**DATA FOR THE TASK**.
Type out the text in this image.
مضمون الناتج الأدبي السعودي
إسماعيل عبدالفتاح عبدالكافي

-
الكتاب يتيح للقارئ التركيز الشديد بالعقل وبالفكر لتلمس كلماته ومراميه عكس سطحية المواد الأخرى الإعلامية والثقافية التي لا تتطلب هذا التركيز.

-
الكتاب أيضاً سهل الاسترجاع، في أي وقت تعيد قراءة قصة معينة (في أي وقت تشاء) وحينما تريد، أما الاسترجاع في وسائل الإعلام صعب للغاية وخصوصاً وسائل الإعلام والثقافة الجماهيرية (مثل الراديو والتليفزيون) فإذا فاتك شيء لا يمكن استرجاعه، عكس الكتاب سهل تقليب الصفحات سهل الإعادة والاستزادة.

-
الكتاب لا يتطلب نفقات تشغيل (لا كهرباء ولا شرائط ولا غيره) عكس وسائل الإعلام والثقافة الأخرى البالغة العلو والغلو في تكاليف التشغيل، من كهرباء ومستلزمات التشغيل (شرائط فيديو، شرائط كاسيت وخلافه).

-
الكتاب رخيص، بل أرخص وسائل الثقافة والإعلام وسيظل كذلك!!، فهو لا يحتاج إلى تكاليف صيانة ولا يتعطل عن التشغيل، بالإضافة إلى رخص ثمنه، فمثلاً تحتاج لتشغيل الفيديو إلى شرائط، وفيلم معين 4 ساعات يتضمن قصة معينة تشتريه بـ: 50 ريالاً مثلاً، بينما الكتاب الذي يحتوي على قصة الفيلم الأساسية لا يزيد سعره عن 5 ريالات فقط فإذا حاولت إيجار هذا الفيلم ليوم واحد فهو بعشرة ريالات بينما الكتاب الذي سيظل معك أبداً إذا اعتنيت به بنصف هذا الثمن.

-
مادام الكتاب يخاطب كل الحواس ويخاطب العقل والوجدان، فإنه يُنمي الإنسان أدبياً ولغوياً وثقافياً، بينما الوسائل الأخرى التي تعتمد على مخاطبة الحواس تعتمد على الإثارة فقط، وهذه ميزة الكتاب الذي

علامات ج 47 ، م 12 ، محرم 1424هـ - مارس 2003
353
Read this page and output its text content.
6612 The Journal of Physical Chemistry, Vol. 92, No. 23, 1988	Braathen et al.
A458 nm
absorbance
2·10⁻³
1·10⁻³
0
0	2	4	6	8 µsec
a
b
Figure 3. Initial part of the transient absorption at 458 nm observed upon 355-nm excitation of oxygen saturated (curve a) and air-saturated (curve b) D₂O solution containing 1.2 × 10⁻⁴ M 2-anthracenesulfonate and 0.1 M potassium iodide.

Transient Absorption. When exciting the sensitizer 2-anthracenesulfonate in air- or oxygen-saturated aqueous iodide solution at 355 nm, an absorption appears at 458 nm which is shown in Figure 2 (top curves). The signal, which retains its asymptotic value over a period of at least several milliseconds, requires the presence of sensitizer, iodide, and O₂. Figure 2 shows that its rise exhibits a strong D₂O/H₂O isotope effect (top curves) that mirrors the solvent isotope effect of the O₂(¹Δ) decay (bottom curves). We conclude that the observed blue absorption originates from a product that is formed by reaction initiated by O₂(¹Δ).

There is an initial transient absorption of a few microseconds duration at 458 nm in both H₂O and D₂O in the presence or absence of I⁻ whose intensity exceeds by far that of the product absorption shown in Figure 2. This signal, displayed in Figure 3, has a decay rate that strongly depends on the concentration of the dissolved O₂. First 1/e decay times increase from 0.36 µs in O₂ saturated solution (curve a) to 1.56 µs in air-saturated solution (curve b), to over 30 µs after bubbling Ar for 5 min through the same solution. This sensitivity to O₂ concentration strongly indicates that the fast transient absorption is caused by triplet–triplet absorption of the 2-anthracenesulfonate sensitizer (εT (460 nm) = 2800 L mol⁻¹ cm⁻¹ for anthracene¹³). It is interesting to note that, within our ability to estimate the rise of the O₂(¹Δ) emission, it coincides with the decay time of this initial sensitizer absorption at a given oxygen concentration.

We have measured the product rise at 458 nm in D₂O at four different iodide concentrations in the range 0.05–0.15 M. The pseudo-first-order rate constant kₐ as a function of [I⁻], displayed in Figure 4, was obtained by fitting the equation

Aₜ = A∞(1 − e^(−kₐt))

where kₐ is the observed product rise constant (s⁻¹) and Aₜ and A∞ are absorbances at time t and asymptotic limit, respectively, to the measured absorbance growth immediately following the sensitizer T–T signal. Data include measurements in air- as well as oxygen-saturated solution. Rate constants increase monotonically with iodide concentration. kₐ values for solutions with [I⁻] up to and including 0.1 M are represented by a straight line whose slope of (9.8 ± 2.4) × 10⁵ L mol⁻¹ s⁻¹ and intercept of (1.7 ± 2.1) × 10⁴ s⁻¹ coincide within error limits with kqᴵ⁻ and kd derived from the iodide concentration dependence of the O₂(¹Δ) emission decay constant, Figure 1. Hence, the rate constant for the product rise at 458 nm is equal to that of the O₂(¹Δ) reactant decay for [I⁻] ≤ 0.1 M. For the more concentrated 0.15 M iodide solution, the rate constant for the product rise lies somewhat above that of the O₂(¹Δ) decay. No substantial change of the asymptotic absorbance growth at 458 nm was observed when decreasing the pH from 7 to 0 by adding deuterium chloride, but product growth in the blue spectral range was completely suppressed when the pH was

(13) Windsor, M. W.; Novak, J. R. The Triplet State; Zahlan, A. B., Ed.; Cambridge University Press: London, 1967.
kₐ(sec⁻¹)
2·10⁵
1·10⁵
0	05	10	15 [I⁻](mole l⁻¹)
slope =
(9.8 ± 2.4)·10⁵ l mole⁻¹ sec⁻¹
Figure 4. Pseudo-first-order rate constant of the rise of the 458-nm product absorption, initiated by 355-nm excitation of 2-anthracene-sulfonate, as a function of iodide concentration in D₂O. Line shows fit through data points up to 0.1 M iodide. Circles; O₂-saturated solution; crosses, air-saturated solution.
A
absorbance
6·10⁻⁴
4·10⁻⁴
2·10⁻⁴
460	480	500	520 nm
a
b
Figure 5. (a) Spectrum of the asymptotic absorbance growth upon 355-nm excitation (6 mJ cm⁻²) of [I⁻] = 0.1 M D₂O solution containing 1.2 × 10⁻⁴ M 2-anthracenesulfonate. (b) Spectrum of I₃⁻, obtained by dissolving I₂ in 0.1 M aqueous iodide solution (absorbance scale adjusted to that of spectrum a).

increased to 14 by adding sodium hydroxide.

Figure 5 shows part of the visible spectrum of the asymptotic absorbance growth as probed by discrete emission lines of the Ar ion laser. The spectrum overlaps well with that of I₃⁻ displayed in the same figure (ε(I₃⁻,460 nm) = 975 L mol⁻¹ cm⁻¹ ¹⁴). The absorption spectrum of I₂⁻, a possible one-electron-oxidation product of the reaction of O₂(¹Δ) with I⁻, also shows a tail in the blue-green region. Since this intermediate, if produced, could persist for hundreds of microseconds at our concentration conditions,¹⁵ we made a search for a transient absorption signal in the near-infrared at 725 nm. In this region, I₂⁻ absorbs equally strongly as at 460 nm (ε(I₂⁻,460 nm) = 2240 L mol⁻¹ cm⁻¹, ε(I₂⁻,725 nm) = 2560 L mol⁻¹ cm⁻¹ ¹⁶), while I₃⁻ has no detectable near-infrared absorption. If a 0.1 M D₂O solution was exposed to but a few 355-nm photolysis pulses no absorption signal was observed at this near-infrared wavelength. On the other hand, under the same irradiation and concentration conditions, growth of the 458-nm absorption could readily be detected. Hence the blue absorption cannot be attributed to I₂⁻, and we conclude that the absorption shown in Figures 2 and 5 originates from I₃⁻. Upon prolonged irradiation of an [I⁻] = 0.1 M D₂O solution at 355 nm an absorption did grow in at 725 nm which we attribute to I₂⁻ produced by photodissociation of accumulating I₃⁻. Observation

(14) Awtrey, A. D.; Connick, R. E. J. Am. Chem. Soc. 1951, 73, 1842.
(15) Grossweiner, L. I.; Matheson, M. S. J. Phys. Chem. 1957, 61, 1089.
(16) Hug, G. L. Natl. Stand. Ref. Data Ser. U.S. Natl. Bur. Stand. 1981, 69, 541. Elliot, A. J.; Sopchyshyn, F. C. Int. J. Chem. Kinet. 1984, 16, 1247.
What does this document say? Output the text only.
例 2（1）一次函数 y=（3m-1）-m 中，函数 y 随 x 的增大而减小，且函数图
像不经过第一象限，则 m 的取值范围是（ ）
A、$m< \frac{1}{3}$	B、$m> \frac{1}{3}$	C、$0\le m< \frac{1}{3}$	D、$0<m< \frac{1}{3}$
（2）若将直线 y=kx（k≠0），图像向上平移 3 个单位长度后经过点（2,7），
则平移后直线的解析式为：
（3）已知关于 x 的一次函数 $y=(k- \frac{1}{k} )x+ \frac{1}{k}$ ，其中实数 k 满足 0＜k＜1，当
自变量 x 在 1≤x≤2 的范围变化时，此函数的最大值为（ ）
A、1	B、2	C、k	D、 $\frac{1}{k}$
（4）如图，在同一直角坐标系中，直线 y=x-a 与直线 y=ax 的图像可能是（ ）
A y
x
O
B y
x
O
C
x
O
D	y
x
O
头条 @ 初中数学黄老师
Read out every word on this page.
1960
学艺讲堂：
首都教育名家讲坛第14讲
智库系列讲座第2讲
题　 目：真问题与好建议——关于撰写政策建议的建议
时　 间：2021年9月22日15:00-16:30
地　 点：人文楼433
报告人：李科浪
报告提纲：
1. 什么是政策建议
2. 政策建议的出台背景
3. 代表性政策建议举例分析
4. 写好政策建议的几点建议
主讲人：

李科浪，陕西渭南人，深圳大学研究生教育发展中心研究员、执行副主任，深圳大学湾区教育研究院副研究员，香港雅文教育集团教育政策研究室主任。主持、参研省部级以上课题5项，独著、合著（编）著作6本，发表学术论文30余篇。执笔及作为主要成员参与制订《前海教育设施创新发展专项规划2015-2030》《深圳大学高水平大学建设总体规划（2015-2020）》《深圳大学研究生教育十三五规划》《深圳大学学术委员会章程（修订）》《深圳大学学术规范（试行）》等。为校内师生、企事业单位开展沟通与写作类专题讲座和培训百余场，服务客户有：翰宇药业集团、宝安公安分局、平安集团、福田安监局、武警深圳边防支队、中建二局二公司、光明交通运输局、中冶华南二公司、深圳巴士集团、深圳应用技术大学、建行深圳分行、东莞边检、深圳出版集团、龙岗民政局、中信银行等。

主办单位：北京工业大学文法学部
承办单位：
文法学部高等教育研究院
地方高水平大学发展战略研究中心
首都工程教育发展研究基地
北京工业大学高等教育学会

**WHAT THE TASK REQUIRES**. Copy out each line of the material that holds the word "containing".

**ANSWER TO THIS PROBLEM**.
Figure 3. Initial part of the transient absorption at 458 nm observed upon 355-nm excitation of oxygen saturated (curve a) and air-saturated (curve b) D₂O solution containing 1.2 × 10⁻⁴ M 2-anthracenesulfonate and 0.1 M potassium iodide.
Figure 5. (a) Spectrum of the asymptotic absorbance growth upon 355-nm excitation (6 mJ cm⁻²) of [I⁻] = 0.1 M D₂O solution containing 1.2 × 10⁻⁴ M 2-anthracenesulfonate. (b) Spectrum of I₃⁻, obtained by dissolving I₂ in 0.1 M aqueous iodide solution (absorbance scale adjusted to that of spectrum a).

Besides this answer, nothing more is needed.